-- start of RECORDS TO PROCESS --

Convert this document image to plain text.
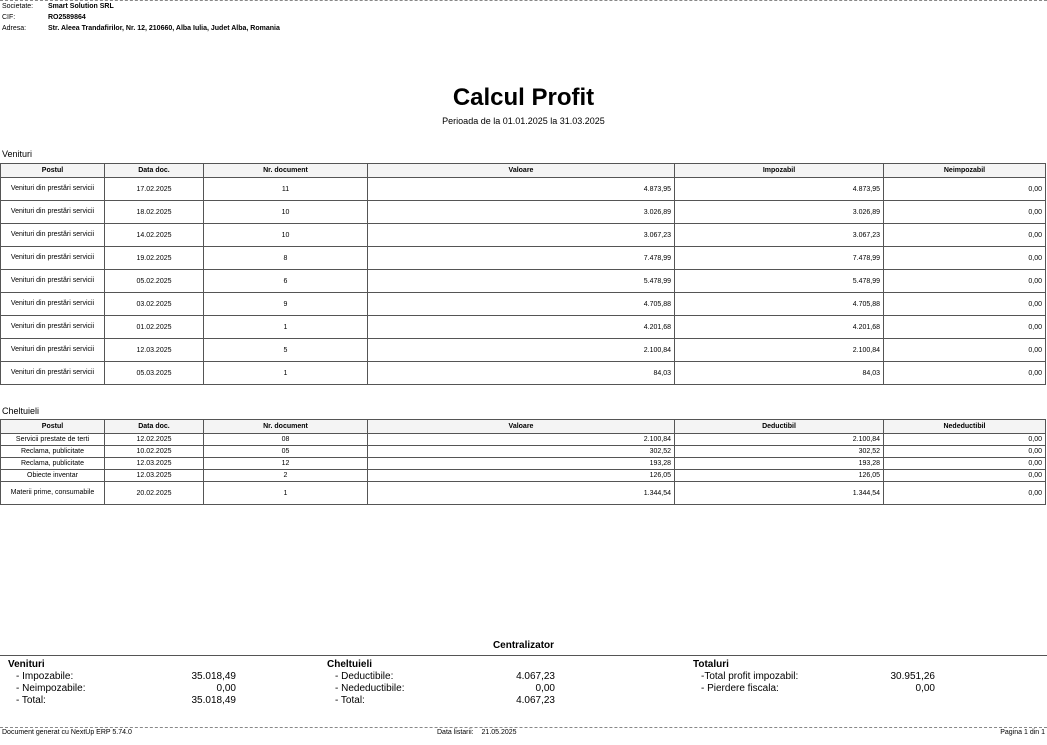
Societate:	Smart Solution SRL
CIF:	RO2589864
Adresa:	Str. Aleea Trandafirilor, Nr. 12, 210660, Alba Iulia, Judet Alba, Romania
Calcul Profit
Perioada de la 01.01.2025 la 31.03.2025
Venituri
Postul	Data doc.	Nr. document	Valoare	Impozabil	Neimpozabil
Venituri din prestări servicii	17.02.2025	11	4.873,95	4.873,95	0,00
Venituri din prestări servicii	18.02.2025	10	3.026,89	3.026,89	0,00
Venituri din prestări servicii	14.02.2025	10	3.067,23	3.067,23	0,00
Venituri din prestări servicii	19.02.2025	8	7.478,99	7.478,99	0,00
Venituri din prestări servicii	05.02.2025	6	5.478,99	5.478,99	0,00
Venituri din prestări servicii	03.02.2025	9	4.705,88	4.705,88	0,00
Venituri din prestări servicii	01.02.2025	1	4.201,68	4.201,68	0,00
Venituri din prestări servicii	12.03.2025	5	2.100,84	2.100,84	0,00
Venituri din prestări servicii	05.03.2025	1	84,03	84,03	0,00
Cheltuieli
Postul	Data doc.	Nr. document	Valoare	Deductibil	Nedeductibil
Servicii prestate de terti	12.02.2025	08	2.100,84	2.100,84	0,00
Reclama, publicitate	10.02.2025	05	302,52	302,52	0,00
Reclama, publicitate	12.03.2025	12	193,28	193,28	0,00
Obiecte inventar	12.03.2025	2	126,05	126,05	0,00
Materii prime, consumabile	20.02.2025	1	1.344,54	1.344,54	0,00
Centralizator
Venituri
- Impozabile:	35.018,49
- Neimpozabile:	0,00
- Total:	35.018,49
Cheltuieli
- Deductibile:	4.067,23
- Nedeductibile:	0,00
- Total:	4.067,23
Totaluri
-Total profit impozabil:	30.951,26
- Pierdere fiscala:	0,00
Document generat cu NextUp ERP 5.74.0	Data listarii: 21.05.2025	Pagina 1 din 1
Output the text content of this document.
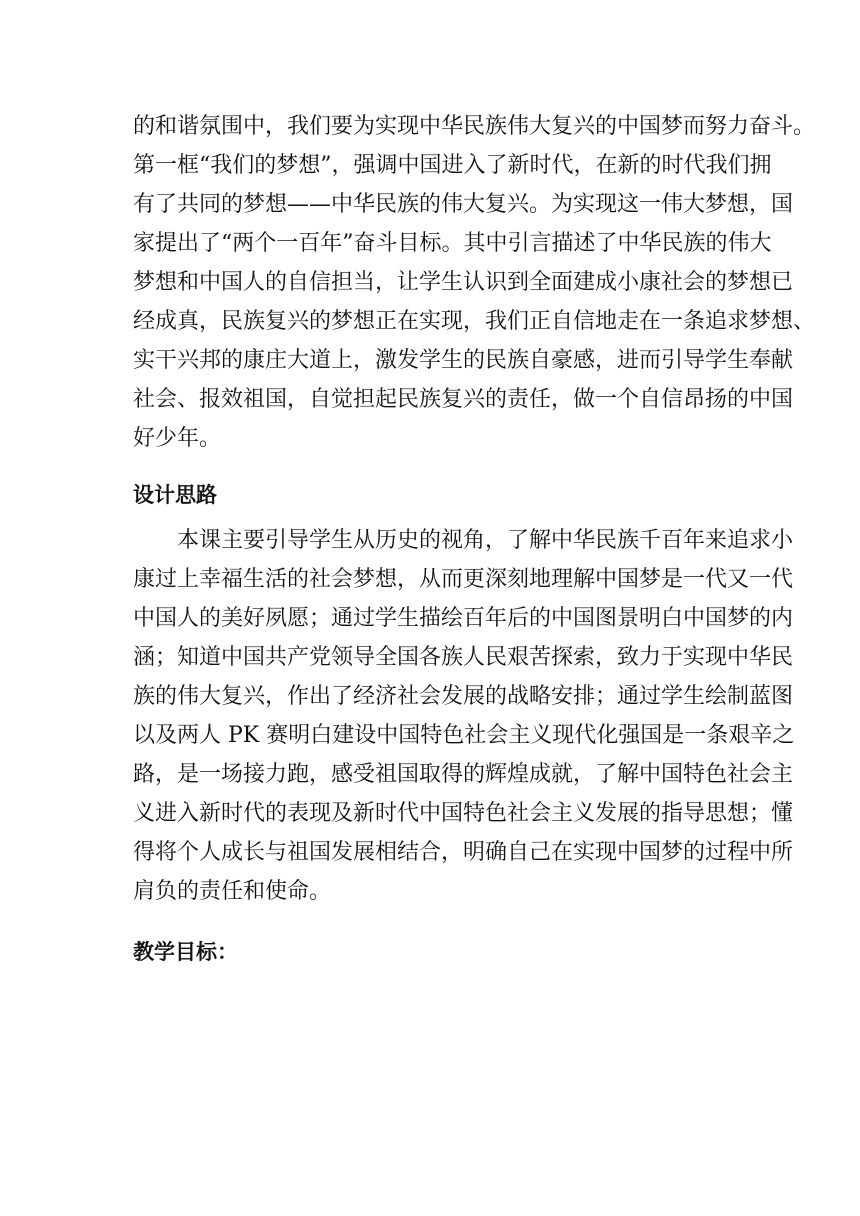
的和谐氛围中，我们要为实现中华民族伟大复兴的中国梦而努力奋斗。
第一框“我们的梦想”，强调中国进入了新时代，在新的时代我们拥
有了共同的梦想——中华民族的伟大复兴。为实现这一伟大梦想，国
家提出了“两个一百年”奋斗目标。其中引言描述了中华民族的伟大
梦想和中国人的自信担当，让学生认识到全面建成小康社会的梦想已
经成真，民族复兴的梦想正在实现，我们正自信地走在一条追求梦想、
实干兴邦的康庄大道上，激发学生的民族自豪感，进而引导学生奉献
社会、报效祖国，自觉担起民族复兴的责任，做一个自信昂扬的中国
好少年。
设计思路
本课主要引导学生从历史的视角，了解中华民族千百年来追求小
康过上幸福生活的社会梦想，从而更深刻地理解中国梦是一代又一代
中国人的美好夙愿；通过学生描绘百年后的中国图景明白中国梦的内
涵；知道中国共产党领导全国各族人民艰苦探索，致力于实现中华民
族的伟大复兴，作出了经济社会发展的战略安排；通过学生绘制蓝图
以及两人 PK 赛明白建设中国特色社会主义现代化强国是一条艰辛之
路，是一场接力跑，感受祖国取得的辉煌成就，了解中国特色社会主
义进入新时代的表现及新时代中国特色社会主义发展的指导思想；懂
得将个人成长与祖国发展相结合，明确自己在实现中国梦的过程中所
肩负的责任和使命。
教学目标：
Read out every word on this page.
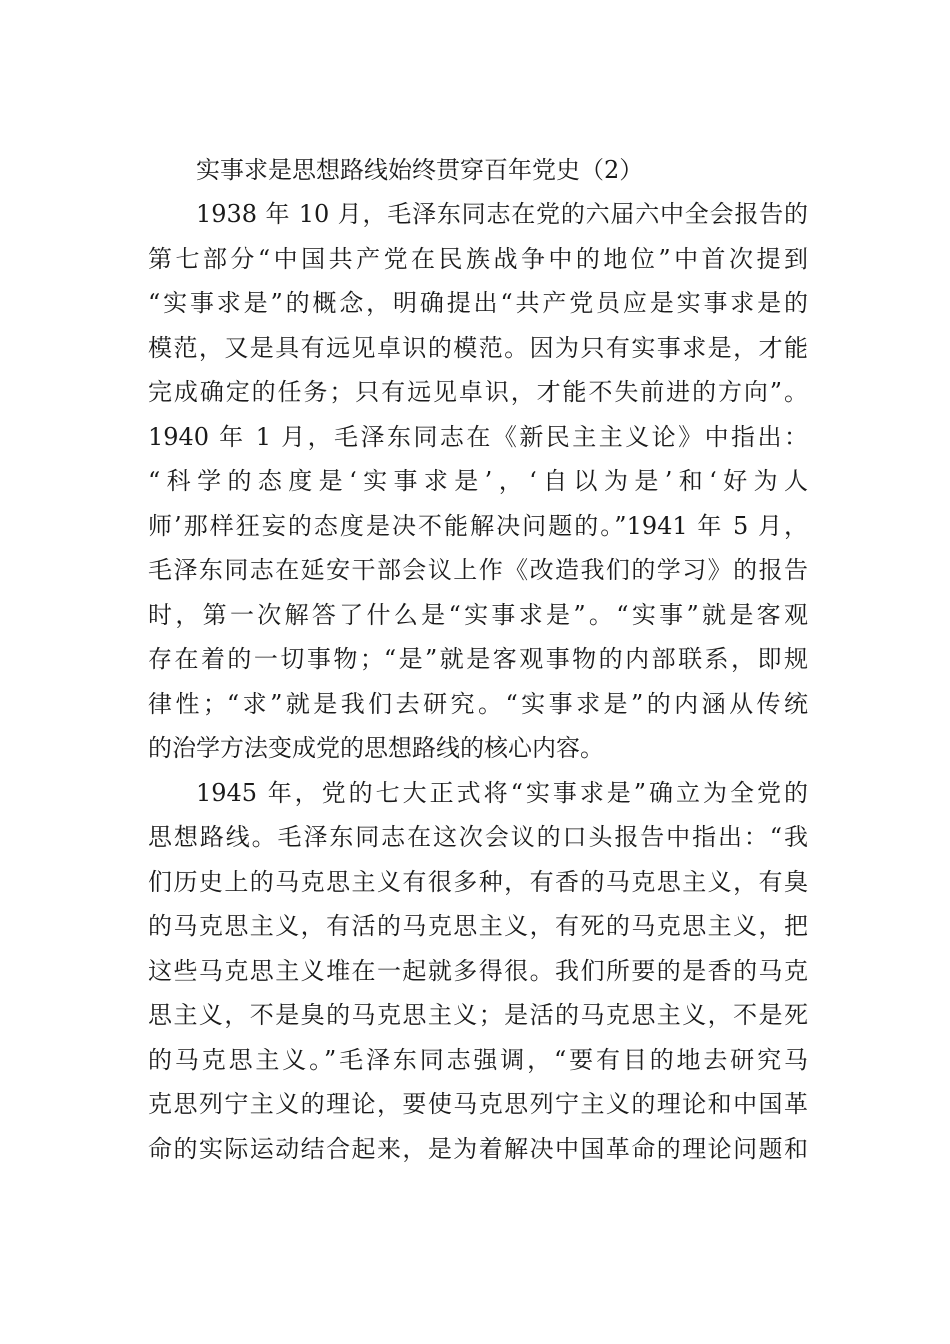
实事求是思想路线始终贯穿百年党史（2）

1938 年 10 月，毛泽东同志在党的六届六中全会报告的
第七部分“中国共产党在民族战争中的地位”中首次提到
“实事求是”的概念，明确提出“共产党员应是实事求是的
模范，又是具有远见卓识的模范。因为只有实事求是，才能
完成确定的任务；只有远见卓识，才能不失前进的方向”。
1940 年 1 月，毛泽东同志在《新民主主义论》中指出：
“科学的态度是‘实事求是’，‘自以为是’和‘好为人
师’那样狂妄的态度是决不能解决问题的。”1941 年 5 月，
毛泽东同志在延安干部会议上作《改造我们的学习》的报告
时，第一次解答了什么是“实事求是”。“实事”就是客观
存在着的一切事物；“是”就是客观事物的内部联系，即规
律性；“求”就是我们去研究。“实事求是”的内涵从传统
的治学方法变成党的思想路线的核心内容。

1945 年，党的七大正式将“实事求是”确立为全党的
思想路线。毛泽东同志在这次会议的口头报告中指出：“我
们历史上的马克思主义有很多种，有香的马克思主义，有臭
的马克思主义，有活的马克思主义，有死的马克思主义，把
这些马克思主义堆在一起就多得很。我们所要的是香的马克
思主义，不是臭的马克思主义；是活的马克思主义，不是死
的马克思主义。”毛泽东同志强调，“要有目的地去研究马
克思列宁主义的理论，要使马克思列宁主义的理论和中国革
命的实际运动结合起来，是为着解决中国革命的理论问题和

-- end of RECORDS TO PROCESS --

- SET PROBLEM:
Every record must be copied exactly, with images dropped from the result.

- SOLUTION TO THE EXERCISE:
Convert this document image to plain text.
Societate:	Smart Solution SRL
CIF:	RO2589864
Adresa:	Str. Aleea Trandafirilor, Nr. 12, 210660, Alba Iulia, Judet Alba, Romania
Calcul Profit
Perioada de la 01.01.2025 la 31.03.2025
Venituri
Postul	Data doc.	Nr. document	Valoare	Impozabil	Neimpozabil
Venituri din prestări servicii	17.02.2025	11	4.873,95	4.873,95	0,00
Venituri din prestări servicii	18.02.2025	10	3.026,89	3.026,89	0,00
Venituri din prestări servicii	14.02.2025	10	3.067,23	3.067,23	0,00
Venituri din prestări servicii	19.02.2025	8	7.478,99	7.478,99	0,00
Venituri din prestări servicii	05.02.2025	6	5.478,99	5.478,99	0,00
Venituri din prestări servicii	03.02.2025	9	4.705,88	4.705,88	0,00
Venituri din prestări servicii	01.02.2025	1	4.201,68	4.201,68	0,00
Venituri din prestări servicii	12.03.2025	5	2.100,84	2.100,84	0,00
Venituri din prestări servicii	05.03.2025	1	84,03	84,03	0,00
Cheltuieli
Postul	Data doc.	Nr. document	Valoare	Deductibil	Nedeductibil
Servicii prestate de terti	12.02.2025	08	2.100,84	2.100,84	0,00
Reclama, publicitate	10.02.2025	05	302,52	302,52	0,00
Reclama, publicitate	12.03.2025	12	193,28	193,28	0,00
Obiecte inventar	12.03.2025	2	126,05	126,05	0,00
Materii prime, consumabile	20.02.2025	1	1.344,54	1.344,54	0,00
Centralizator
Venituri
- Impozabile:	35.018,49
- Neimpozabile:	0,00
- Total:	35.018,49
Cheltuieli
- Deductibile:	4.067,23
- Nedeductibile:	0,00
- Total:	4.067,23
Totaluri
-Total profit impozabil:	30.951,26
- Pierdere fiscala:	0,00
Document generat cu NextUp ERP 5.74.0	Data listarii: 21.05.2025	Pagina 1 din 1
Output the text content of this document.
的和谐氛围中，我们要为实现中华民族伟大复兴的中国梦而努力奋斗。
第一框“我们的梦想”，强调中国进入了新时代，在新的时代我们拥
有了共同的梦想——中华民族的伟大复兴。为实现这一伟大梦想，国
家提出了“两个一百年”奋斗目标。其中引言描述了中华民族的伟大
梦想和中国人的自信担当，让学生认识到全面建成小康社会的梦想已
经成真，民族复兴的梦想正在实现，我们正自信地走在一条追求梦想、
实干兴邦的康庄大道上，激发学生的民族自豪感，进而引导学生奉献
社会、报效祖国，自觉担起民族复兴的责任，做一个自信昂扬的中国
好少年。
设计思路
本课主要引导学生从历史的视角，了解中华民族千百年来追求小
康过上幸福生活的社会梦想，从而更深刻地理解中国梦是一代又一代
中国人的美好夙愿；通过学生描绘百年后的中国图景明白中国梦的内
涵；知道中国共产党领导全国各族人民艰苦探索，致力于实现中华民
族的伟大复兴，作出了经济社会发展的战略安排；通过学生绘制蓝图
以及两人 PK 赛明白建设中国特色社会主义现代化强国是一条艰辛之
路，是一场接力跑，感受祖国取得的辉煌成就，了解中国特色社会主
义进入新时代的表现及新时代中国特色社会主义发展的指导思想；懂
得将个人成长与祖国发展相结合，明确自己在实现中国梦的过程中所
肩负的责任和使命。
教学目标：
Read out every word on this page.
实事求是思想路线始终贯穿百年党史（2）

1938 年 10 月，毛泽东同志在党的六届六中全会报告的
第七部分“中国共产党在民族战争中的地位”中首次提到
“实事求是”的概念，明确提出“共产党员应是实事求是的
模范，又是具有远见卓识的模范。因为只有实事求是，才能
完成确定的任务；只有远见卓识，才能不失前进的方向”。
1940 年 1 月，毛泽东同志在《新民主主义论》中指出：
“科学的态度是‘实事求是’，‘自以为是’和‘好为人
师’那样狂妄的态度是决不能解决问题的。”1941 年 5 月，
毛泽东同志在延安干部会议上作《改造我们的学习》的报告
时，第一次解答了什么是“实事求是”。“实事”就是客观
存在着的一切事物；“是”就是客观事物的内部联系，即规
律性；“求”就是我们去研究。“实事求是”的内涵从传统
的治学方法变成党的思想路线的核心内容。

1945 年，党的七大正式将“实事求是”确立为全党的
思想路线。毛泽东同志在这次会议的口头报告中指出：“我
们历史上的马克思主义有很多种，有香的马克思主义，有臭
的马克思主义，有活的马克思主义，有死的马克思主义，把
这些马克思主义堆在一起就多得很。我们所要的是香的马克
思主义，不是臭的马克思主义；是活的马克思主义，不是死
的马克思主义。”毛泽东同志强调，“要有目的地去研究马
克思列宁主义的理论，要使马克思列宁主义的理论和中国革
命的实际运动结合起来，是为着解决中国革命的理论问题和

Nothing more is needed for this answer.